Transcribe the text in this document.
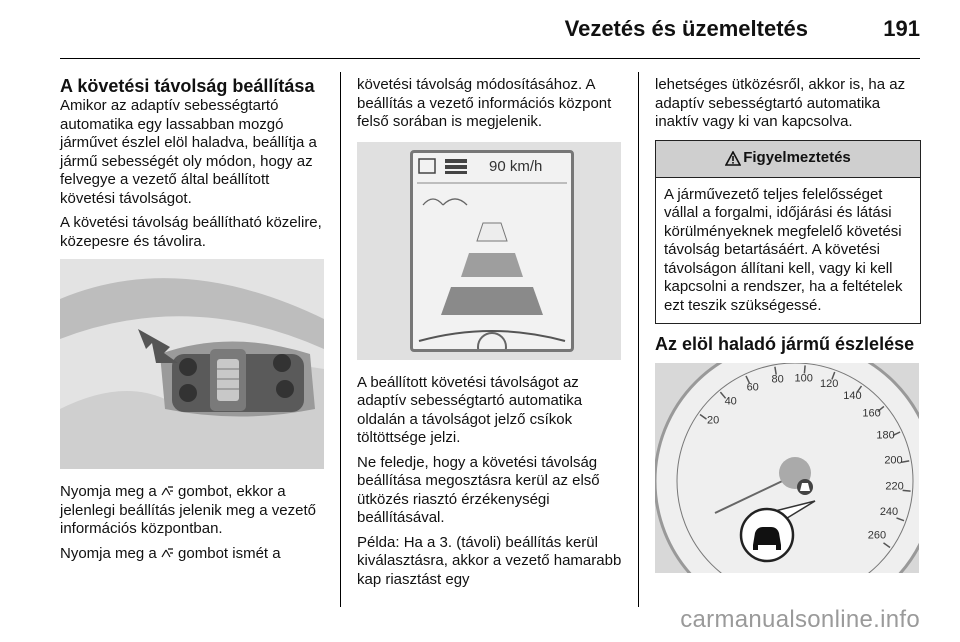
Vezetés és üzemeltetés	191
A követési távolság beállítása

Amikor az adaptív sebességtartó automatika egy lassabban mozgó járművet észlel elöl haladva, beállítja a jármű sebességét oly módon, hogy az felvegye a vezető által beállított követési távolságot.

A követési távolság beállítható közelire, közepesre és távolira.

Nyomja meg a  gombot, ekkor a jelenlegi beállítás jelenik meg a vezető információs központban.

Nyomja meg a  gombot ismét a

követési távolság módosításához. A beállítás a vezető információs központ felső sorában is megjelenik.

90 km/h

A beállított követési távolságot az adaptív sebességtartó automatika oldalán a távolságot jelző csíkok töltöttsége jelzi.

Ne feledje, hogy a követési távolság beállítása megosztásra kerül az első ütközés riasztó érzékenységi beállításával.

Példa: Ha a 3. (távoli) beállítás kerül kiválasztásra, akkor a vezető hamarabb kap riasztást egy

lehetséges ütközésről, akkor is, ha az adaptív sebességtartó automatika inaktív vagy ki van kapcsolva.

Figyelmeztetés
A járművezető teljes felelősséget vállal a forgalmi, időjárási és látási körülményeknek megfelelő követési távolság betartásáért. A követési távolságon állítani kell, vagy ki kell kapcsolni a rendszer, ha a feltételek ezt teszik szükségessé.
Az elöl haladó jármű észlelése
20
40
60
80 100 120
140
160
180
200
220
240
260
carmanualsonline.info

Task brief → Without the pictures, retype the whole of the material above exactly.

Answer for the task →
Transcribe the text in this document.
Vezetés és üzemeltetés	191
A követési távolság beállítása

Amikor az adaptív sebességtartó automatika egy lassabban mozgó járművet észlel elöl haladva, beállítja a jármű sebességét oly módon, hogy az felvegye a vezető által beállított követési távolságot.

A követési távolság beállítható közelire, közepesre és távolira.

Nyomja meg a  gombot, ekkor a jelenlegi beállítás jelenik meg a vezető információs központban.

Nyomja meg a  gombot ismét a

követési távolság módosításához. A beállítás a vezető információs központ felső sorában is megjelenik.

90 km/h

A beállított követési távolságot az adaptív sebességtartó automatika oldalán a távolságot jelző csíkok töltöttsége jelzi.

Ne feledje, hogy a követési távolság beállítása megosztásra kerül az első ütközés riasztó érzékenységi beállításával.

Példa: Ha a 3. (távoli) beállítás kerül kiválasztásra, akkor a vezető hamarabb kap riasztást egy

lehetséges ütközésről, akkor is, ha az adaptív sebességtartó automatika inaktív vagy ki van kapcsolva.

Figyelmeztetés
A járművezető teljes felelősséget vállal a forgalmi, időjárási és látási körülményeknek megfelelő követési távolság betartásáért. A követési távolságon állítani kell, vagy ki kell kapcsolni a rendszer, ha a feltételek ezt teszik szükségessé.
Az elöl haladó jármű észlelése
20
40
60
80 100 120
140
160
180
200
220
240
260
carmanualsonline.info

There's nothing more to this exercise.